## Task brief
Pull out every line below holding the word "Temperatura".

## Data supplied
::::::::
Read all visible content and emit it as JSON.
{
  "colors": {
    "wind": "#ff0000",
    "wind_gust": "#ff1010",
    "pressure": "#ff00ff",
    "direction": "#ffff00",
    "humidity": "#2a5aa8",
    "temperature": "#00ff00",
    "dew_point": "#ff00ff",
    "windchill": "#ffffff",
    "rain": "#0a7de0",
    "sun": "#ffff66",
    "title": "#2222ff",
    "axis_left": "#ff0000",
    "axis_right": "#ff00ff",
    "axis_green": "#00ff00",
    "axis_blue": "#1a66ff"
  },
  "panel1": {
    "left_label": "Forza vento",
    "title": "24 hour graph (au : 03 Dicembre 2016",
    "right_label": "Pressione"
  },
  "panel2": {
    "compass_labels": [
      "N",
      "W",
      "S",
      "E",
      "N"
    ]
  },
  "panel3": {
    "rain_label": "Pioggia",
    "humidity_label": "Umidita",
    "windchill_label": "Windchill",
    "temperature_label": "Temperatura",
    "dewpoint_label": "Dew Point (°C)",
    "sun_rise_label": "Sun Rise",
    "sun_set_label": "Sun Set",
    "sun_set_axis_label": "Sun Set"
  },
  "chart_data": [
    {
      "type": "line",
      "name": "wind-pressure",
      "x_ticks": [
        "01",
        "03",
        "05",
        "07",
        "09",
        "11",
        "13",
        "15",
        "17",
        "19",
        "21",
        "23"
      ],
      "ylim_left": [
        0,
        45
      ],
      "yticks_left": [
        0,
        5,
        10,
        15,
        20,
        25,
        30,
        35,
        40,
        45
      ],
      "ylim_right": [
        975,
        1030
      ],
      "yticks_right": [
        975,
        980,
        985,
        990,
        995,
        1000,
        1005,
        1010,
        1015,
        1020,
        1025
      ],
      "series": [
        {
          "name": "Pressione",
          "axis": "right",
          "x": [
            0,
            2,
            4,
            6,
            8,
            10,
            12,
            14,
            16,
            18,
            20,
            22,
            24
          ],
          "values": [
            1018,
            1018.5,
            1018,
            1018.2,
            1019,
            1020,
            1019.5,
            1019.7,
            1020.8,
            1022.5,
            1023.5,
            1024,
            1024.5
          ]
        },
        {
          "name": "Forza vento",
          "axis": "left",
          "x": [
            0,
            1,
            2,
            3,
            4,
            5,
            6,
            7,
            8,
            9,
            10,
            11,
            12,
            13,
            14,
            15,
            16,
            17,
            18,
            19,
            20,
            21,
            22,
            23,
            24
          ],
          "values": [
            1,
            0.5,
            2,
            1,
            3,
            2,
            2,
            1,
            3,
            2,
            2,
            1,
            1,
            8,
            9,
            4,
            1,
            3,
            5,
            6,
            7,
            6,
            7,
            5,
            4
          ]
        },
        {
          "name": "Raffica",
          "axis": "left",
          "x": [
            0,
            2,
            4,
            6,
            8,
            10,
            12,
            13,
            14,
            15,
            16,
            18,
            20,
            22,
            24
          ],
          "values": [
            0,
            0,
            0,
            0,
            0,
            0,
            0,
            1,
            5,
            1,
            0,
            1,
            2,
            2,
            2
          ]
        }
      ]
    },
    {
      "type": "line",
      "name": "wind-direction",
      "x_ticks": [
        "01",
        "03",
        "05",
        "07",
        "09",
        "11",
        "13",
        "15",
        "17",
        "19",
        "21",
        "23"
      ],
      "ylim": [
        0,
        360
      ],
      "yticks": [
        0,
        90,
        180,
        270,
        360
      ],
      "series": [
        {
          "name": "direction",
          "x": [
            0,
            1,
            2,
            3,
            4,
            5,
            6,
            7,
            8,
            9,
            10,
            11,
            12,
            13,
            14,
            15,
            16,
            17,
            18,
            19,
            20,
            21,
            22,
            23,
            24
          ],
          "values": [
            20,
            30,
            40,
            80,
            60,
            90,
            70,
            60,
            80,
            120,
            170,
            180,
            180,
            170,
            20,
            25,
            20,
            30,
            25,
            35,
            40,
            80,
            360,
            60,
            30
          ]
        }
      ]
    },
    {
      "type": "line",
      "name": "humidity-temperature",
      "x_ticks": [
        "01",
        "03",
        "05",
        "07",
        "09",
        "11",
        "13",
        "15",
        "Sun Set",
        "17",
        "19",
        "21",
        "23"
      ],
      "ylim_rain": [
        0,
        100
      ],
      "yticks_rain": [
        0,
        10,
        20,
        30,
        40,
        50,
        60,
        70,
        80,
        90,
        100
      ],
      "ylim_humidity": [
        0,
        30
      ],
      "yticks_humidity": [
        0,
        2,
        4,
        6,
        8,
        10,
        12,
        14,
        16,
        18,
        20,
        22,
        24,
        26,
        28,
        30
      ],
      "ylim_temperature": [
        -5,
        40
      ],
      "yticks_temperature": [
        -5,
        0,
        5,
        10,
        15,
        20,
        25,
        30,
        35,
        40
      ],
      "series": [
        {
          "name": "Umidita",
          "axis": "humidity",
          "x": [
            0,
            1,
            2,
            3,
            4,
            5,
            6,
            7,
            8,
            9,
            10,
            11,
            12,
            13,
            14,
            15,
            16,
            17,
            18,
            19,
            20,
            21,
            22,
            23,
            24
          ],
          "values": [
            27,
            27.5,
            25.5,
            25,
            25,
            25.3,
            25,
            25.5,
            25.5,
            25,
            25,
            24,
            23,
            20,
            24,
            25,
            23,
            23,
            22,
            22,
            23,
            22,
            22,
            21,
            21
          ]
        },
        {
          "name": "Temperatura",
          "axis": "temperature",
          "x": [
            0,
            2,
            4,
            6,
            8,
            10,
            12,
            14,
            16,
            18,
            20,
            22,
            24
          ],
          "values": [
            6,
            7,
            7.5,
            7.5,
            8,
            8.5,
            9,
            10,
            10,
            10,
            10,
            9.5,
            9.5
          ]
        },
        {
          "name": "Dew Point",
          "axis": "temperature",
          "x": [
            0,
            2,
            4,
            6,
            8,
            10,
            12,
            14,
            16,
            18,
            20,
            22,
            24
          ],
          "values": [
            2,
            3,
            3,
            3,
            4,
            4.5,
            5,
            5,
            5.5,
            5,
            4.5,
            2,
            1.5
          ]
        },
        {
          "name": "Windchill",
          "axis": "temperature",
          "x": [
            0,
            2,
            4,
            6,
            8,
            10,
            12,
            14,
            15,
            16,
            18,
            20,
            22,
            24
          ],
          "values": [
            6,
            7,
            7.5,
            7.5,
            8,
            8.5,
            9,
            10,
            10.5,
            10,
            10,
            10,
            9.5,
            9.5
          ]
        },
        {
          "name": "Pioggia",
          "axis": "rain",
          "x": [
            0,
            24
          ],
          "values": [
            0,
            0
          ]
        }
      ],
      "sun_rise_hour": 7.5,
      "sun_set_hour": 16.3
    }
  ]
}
::::::::
## Solution to the exercise
    "temperature_label": "Temperatura",
          "name": "Temperatura",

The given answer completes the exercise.